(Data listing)
■ ■ ■ ■ ■

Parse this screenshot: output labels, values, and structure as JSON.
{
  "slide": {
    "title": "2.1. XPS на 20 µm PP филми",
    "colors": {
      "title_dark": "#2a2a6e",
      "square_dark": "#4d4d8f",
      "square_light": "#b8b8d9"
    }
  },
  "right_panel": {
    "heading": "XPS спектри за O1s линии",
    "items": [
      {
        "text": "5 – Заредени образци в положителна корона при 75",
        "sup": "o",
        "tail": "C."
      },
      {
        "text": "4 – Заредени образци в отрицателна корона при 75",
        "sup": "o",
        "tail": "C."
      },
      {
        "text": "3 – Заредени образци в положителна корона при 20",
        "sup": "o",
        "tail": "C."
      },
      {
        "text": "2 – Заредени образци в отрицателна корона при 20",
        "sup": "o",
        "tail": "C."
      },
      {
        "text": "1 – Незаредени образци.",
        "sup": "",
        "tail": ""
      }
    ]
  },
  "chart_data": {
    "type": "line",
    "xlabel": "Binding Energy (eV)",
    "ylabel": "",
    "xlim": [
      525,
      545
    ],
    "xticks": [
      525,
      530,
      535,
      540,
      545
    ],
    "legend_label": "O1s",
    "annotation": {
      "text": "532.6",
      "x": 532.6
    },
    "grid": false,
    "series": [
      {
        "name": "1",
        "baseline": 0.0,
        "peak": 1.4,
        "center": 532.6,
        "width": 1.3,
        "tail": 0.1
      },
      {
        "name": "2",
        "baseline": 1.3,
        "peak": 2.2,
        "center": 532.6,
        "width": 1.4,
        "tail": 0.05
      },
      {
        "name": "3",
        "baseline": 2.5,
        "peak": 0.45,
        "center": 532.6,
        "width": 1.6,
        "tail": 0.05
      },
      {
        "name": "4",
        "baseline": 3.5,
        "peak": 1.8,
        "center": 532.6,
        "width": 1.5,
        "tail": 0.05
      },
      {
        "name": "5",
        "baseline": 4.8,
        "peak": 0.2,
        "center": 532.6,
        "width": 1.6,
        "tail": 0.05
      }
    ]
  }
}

■ ■ ■ ■ ■

What is needed -> The full set of records should be duplicated exactly.

Task output ->
Parse this screenshot: output labels, values, and structure as JSON.
{
  "slide": {
    "title": "2.1. XPS на 20 µm PP филми",
    "colors": {
      "title_dark": "#2a2a6e",
      "square_dark": "#4d4d8f",
      "square_light": "#b8b8d9"
    }
  },
  "right_panel": {
    "heading": "XPS спектри за O1s линии",
    "items": [
      {
        "text": "5 – Заредени образци в положителна корона при 75",
        "sup": "o",
        "tail": "C."
      },
      {
        "text": "4 – Заредени образци в отрицателна корона при 75",
        "sup": "o",
        "tail": "C."
      },
      {
        "text": "3 – Заредени образци в положителна корона при 20",
        "sup": "o",
        "tail": "C."
      },
      {
        "text": "2 – Заредени образци в отрицателна корона при 20",
        "sup": "o",
        "tail": "C."
      },
      {
        "text": "1 – Незаредени образци.",
        "sup": "",
        "tail": ""
      }
    ]
  },
  "chart_data": {
    "type": "line",
    "xlabel": "Binding Energy (eV)",
    "ylabel": "",
    "xlim": [
      525,
      545
    ],
    "xticks": [
      525,
      530,
      535,
      540,
      545
    ],
    "legend_label": "O1s",
    "annotation": {
      "text": "532.6",
      "x": 532.6
    },
    "grid": false,
    "series": [
      {
        "name": "1",
        "baseline": 0.0,
        "peak": 1.4,
        "center": 532.6,
        "width": 1.3,
        "tail": 0.1
      },
      {
        "name": "2",
        "baseline": 1.3,
        "peak": 2.2,
        "center": 532.6,
        "width": 1.4,
        "tail": 0.05
      },
      {
        "name": "3",
        "baseline": 2.5,
        "peak": 0.45,
        "center": 532.6,
        "width": 1.6,
        "tail": 0.05
      },
      {
        "name": "4",
        "baseline": 3.5,
        "peak": 1.8,
        "center": 532.6,
        "width": 1.5,
        "tail": 0.05
      },
      {
        "name": "5",
        "baseline": 4.8,
        "peak": 0.2,
        "center": 532.6,
        "width": 1.6,
        "tail": 0.05
      }
    ]
  }
}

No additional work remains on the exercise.